[What you will do] Review the listing and copy each line that holds the word "AMERICA".
--- Start ---
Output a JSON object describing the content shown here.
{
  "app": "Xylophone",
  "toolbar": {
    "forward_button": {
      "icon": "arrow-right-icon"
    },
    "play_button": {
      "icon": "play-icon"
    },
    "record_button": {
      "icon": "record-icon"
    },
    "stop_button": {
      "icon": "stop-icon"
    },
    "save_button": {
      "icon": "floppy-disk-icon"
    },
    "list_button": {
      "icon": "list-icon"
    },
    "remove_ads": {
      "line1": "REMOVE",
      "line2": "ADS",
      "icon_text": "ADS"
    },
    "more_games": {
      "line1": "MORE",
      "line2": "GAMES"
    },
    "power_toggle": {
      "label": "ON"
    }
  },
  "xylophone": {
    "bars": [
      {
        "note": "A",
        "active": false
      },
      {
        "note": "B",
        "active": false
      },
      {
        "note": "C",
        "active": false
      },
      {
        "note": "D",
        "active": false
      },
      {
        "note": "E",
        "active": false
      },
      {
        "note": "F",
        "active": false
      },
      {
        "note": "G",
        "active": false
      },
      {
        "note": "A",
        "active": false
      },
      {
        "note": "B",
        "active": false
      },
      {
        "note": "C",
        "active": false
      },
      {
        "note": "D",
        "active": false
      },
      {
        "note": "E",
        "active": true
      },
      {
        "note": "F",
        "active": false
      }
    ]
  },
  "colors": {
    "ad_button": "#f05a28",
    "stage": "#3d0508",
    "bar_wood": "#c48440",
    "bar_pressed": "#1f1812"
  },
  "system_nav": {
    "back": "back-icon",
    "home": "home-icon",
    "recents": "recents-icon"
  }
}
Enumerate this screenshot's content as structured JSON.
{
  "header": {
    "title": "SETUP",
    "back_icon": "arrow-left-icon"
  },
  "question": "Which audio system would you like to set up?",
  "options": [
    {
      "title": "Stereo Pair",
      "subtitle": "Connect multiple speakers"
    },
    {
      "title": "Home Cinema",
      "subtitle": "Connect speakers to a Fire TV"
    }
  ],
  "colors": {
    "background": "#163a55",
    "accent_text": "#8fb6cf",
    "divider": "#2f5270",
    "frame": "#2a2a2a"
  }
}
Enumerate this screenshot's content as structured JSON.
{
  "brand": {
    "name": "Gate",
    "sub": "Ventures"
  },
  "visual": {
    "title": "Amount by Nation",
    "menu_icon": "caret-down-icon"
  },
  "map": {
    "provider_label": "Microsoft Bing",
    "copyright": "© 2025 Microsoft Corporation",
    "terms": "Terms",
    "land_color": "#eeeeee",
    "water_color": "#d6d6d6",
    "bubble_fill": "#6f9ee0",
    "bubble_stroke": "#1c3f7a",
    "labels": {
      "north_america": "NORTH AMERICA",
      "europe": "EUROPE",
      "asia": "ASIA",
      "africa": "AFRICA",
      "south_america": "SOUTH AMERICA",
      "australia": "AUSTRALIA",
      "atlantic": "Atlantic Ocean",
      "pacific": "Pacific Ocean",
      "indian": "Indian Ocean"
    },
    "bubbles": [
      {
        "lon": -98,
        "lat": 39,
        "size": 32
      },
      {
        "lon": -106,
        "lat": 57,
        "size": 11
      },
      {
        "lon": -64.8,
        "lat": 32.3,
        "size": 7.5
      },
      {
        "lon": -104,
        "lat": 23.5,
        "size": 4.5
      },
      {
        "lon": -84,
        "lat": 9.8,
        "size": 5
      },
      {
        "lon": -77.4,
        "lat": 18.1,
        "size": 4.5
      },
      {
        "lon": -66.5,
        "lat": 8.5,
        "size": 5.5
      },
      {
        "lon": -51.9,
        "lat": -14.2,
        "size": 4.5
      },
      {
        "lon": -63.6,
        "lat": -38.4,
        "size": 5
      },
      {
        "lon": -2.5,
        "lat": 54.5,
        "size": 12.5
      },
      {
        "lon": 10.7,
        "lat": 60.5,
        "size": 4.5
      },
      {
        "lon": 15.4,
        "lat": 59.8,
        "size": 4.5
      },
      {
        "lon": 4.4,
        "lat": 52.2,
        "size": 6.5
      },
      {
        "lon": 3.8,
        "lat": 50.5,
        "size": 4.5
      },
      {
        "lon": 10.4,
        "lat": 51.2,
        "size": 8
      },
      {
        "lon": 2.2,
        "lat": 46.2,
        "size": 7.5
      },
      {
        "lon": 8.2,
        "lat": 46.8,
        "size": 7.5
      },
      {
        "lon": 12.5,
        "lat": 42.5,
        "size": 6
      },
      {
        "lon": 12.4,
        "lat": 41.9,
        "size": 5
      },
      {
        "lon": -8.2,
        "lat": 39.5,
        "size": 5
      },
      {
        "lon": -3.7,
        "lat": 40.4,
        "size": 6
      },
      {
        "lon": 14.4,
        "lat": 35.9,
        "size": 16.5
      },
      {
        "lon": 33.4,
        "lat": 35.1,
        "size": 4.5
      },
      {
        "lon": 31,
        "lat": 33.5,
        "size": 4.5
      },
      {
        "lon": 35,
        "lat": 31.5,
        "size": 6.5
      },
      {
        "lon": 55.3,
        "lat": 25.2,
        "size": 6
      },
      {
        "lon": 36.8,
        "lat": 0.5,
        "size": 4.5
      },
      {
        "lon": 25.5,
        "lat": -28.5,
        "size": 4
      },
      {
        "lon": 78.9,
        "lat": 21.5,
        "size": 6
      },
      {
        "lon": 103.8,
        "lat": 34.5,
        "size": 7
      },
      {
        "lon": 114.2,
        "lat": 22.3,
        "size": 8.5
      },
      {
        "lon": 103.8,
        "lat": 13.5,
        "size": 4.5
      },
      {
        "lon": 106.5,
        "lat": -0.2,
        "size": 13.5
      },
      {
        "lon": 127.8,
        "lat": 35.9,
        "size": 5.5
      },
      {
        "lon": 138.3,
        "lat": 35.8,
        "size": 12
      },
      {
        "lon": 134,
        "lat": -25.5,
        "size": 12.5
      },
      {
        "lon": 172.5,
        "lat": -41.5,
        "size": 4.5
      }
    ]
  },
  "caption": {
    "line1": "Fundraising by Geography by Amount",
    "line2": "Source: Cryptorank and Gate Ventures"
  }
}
--- End ---
[Solution to the exercise]
      "north_america": "NORTH AMERICA",
      "south_america": "SOUTH AMERICA",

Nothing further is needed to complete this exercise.